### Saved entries
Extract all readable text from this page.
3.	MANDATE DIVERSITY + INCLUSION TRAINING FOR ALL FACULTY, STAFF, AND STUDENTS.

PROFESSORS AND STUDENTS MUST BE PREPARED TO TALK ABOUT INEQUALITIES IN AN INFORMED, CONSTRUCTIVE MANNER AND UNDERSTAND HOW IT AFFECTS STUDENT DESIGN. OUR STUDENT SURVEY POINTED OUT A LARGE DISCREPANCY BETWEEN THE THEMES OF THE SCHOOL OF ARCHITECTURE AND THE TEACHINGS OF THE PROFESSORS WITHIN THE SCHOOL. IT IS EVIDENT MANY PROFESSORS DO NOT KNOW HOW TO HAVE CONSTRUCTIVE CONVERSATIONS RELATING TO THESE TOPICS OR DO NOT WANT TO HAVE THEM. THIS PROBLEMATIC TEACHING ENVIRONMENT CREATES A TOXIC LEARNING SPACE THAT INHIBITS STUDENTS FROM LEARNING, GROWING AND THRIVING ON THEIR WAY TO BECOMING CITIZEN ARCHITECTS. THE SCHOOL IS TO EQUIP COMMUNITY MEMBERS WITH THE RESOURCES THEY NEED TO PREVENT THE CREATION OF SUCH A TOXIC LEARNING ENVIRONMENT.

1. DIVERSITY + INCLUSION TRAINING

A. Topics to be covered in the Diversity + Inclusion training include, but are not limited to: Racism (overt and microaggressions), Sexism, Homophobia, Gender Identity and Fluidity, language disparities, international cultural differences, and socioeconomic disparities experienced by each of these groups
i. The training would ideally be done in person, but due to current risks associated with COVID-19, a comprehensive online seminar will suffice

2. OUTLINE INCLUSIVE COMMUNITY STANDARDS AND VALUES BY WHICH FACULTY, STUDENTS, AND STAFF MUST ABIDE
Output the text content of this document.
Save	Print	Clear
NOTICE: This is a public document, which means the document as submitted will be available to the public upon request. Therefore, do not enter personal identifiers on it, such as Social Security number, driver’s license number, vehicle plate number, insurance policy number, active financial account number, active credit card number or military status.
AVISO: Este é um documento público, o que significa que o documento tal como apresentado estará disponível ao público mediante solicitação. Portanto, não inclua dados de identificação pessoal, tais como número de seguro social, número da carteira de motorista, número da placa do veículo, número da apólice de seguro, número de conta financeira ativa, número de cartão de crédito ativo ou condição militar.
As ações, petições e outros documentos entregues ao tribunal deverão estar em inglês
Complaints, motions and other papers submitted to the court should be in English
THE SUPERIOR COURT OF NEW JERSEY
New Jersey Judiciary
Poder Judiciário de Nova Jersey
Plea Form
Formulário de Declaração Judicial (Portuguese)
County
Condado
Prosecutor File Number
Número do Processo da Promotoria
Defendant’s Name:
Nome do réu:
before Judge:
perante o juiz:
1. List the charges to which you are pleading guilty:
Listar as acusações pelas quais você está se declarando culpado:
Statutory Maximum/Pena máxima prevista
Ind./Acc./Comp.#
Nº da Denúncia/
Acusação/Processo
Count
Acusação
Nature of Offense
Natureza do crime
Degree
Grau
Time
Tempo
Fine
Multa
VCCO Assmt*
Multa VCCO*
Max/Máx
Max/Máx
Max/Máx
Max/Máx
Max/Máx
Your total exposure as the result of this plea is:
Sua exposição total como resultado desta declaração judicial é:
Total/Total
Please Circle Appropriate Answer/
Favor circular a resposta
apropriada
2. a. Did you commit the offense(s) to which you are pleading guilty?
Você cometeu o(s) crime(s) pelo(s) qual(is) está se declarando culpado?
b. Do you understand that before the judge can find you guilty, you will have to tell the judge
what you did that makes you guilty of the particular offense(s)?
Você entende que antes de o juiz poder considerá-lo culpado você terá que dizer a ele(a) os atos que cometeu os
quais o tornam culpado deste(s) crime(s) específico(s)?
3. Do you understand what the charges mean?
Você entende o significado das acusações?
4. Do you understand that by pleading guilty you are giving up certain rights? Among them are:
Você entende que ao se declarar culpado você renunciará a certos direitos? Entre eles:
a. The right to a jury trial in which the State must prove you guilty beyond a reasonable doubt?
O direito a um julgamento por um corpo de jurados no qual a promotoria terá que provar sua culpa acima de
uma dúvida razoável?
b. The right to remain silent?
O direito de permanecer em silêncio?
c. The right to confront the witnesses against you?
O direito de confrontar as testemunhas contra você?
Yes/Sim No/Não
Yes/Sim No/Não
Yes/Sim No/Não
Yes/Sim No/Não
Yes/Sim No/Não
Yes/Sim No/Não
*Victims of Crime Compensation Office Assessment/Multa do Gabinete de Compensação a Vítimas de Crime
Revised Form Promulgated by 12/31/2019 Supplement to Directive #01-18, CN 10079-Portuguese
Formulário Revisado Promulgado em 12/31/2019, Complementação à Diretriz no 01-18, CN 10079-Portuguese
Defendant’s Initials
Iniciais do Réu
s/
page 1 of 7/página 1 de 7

### Your objective
Return every line above in which the string "Portuguese" occurs.

### Task result
Formulário de Declaração Judicial (Portuguese)
Revised Form Promulgated by 12/31/2019 Supplement to Directive #01-18, CN 10079-Portuguese
Formulário Revisado Promulgado em 12/31/2019, Complementação à Diretriz no 01-18, CN 10079-Portuguese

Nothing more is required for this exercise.